*** EXTRACTED DATA ***

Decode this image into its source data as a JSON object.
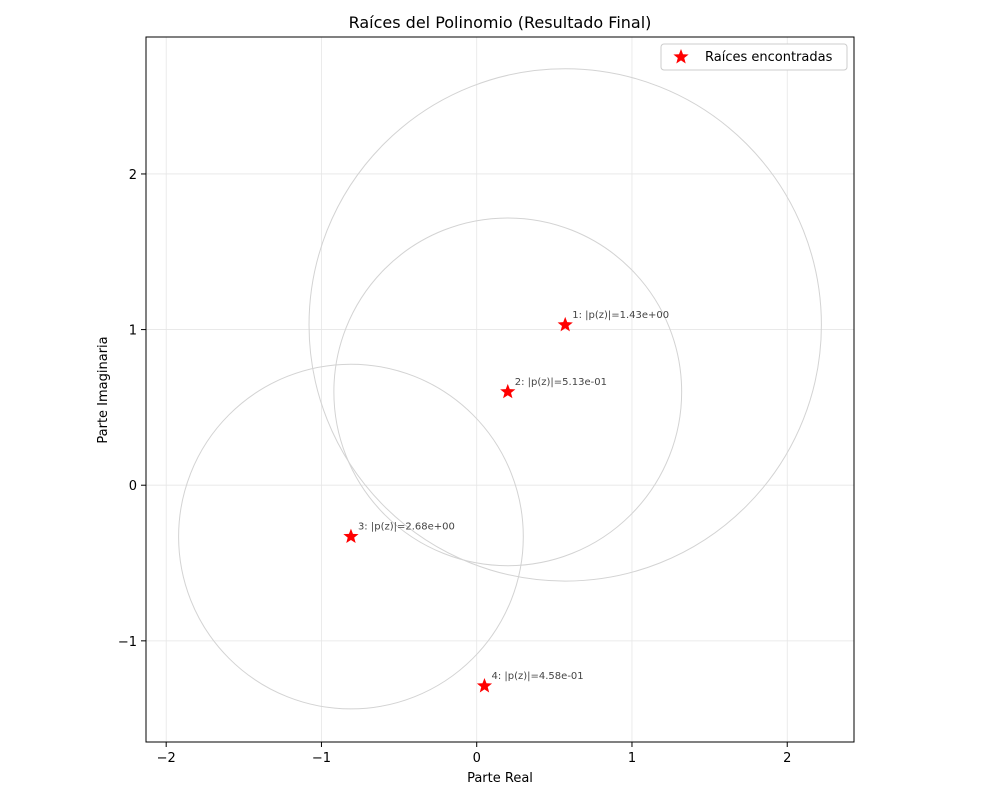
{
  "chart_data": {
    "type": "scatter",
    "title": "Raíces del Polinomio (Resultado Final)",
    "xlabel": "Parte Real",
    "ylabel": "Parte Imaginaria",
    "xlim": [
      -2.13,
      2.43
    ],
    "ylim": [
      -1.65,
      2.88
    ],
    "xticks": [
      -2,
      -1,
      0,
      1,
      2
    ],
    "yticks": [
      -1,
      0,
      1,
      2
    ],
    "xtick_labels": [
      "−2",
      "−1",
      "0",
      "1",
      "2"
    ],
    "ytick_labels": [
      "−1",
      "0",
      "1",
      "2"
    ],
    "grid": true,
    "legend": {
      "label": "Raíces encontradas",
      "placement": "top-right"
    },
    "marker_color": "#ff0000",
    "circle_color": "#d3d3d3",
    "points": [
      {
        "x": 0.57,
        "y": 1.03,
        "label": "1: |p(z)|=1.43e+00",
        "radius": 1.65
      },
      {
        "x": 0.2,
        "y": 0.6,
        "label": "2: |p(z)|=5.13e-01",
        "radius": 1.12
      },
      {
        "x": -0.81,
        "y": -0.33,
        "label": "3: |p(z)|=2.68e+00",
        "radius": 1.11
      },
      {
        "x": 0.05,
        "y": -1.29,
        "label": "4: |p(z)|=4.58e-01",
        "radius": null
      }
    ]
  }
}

***
*** EXTRACTED DATA ***

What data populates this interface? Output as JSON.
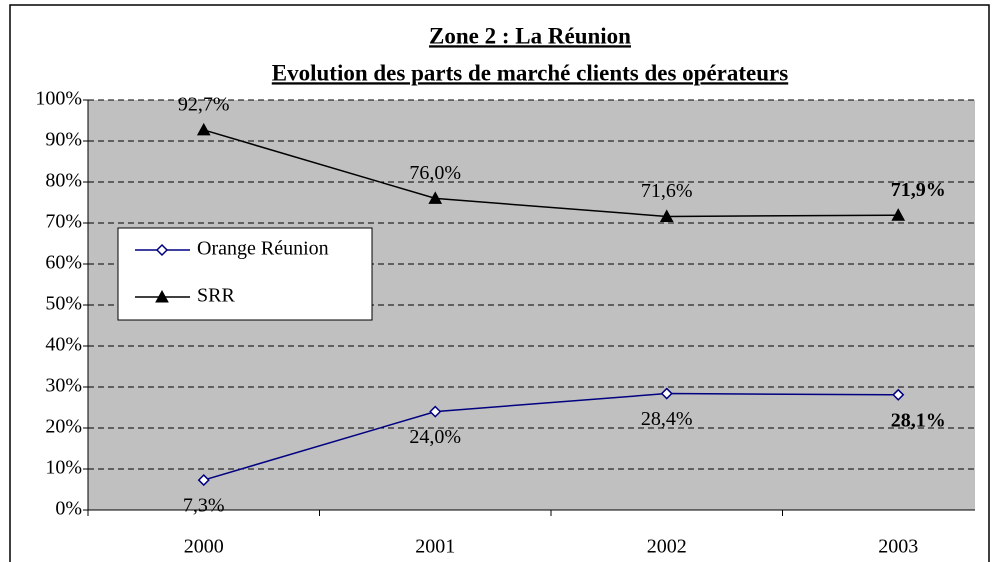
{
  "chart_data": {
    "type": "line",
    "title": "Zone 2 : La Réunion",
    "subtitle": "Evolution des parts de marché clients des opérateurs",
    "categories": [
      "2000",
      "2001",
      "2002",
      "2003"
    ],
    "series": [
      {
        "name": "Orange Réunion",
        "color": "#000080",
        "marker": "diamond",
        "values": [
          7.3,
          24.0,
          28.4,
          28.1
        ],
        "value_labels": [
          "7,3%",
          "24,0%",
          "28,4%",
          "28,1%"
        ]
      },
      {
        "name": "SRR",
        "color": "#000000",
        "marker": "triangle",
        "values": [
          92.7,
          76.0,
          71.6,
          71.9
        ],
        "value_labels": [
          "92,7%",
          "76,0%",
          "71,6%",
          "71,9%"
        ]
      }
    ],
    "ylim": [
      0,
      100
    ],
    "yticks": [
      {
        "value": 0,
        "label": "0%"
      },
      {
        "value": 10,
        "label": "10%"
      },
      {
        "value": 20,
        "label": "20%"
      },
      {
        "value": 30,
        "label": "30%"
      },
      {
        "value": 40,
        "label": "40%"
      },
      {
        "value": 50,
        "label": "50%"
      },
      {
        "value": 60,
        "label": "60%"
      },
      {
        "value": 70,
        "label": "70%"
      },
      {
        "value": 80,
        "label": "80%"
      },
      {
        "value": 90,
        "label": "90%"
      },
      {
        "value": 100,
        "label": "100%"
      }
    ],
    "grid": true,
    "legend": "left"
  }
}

***

For each line above that contains the word "JSON", copy that line.

Decode this image into its source data as a JSON object.
What data populates this interface? Output as JSON.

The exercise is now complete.